• Given task:
Count every line that holds the string "подпунктом", then give that number alone.

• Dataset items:
========================================
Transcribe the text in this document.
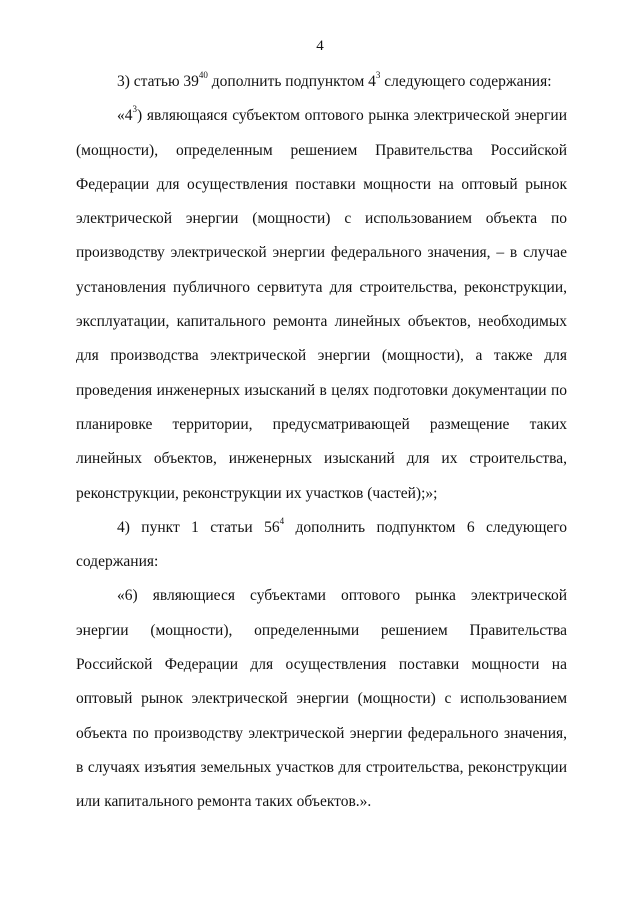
4

3) статью $39^{40}$ дополнить подпунктом $4^3$ следующего содержания:

«$4^3$) являющаяся субъектом оптового рынка электрической энергии (мощности), определенным решением Правительства Российской Федерации для осуществления поставки мощности на оптовый рынок электрической энергии (мощности) с использованием объекта по производству электрической энергии федерального значения, – в случае установления публичного сервитута для строительства, реконструкции, эксплуатации, капитального ремонта линейных объектов, необходимых для производства электрической энергии (мощности), а также для проведения инженерных изысканий в целях подготовки документации по планировке территории, предусматривающей размещение таких линейных объектов, инженерных изысканий для их строительства, реконструкции, реконструкции их участков (частей);»;

4) пункт 1 статьи $56^4$ дополнить подпунктом 6 следующего содержания:

«6) являющиеся субъектами оптового рынка электрической энергии (мощности), определенными решением Правительства Российской Федерации для осуществления поставки мощности на оптовый рынок электрической энергии (мощности) с использованием объекта по производству электрической энергии федерального значения, в случаях изъятия земельных участков для строительства, реконструкции или капитального ремонта таких объектов.».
========================================
• Correct result:
2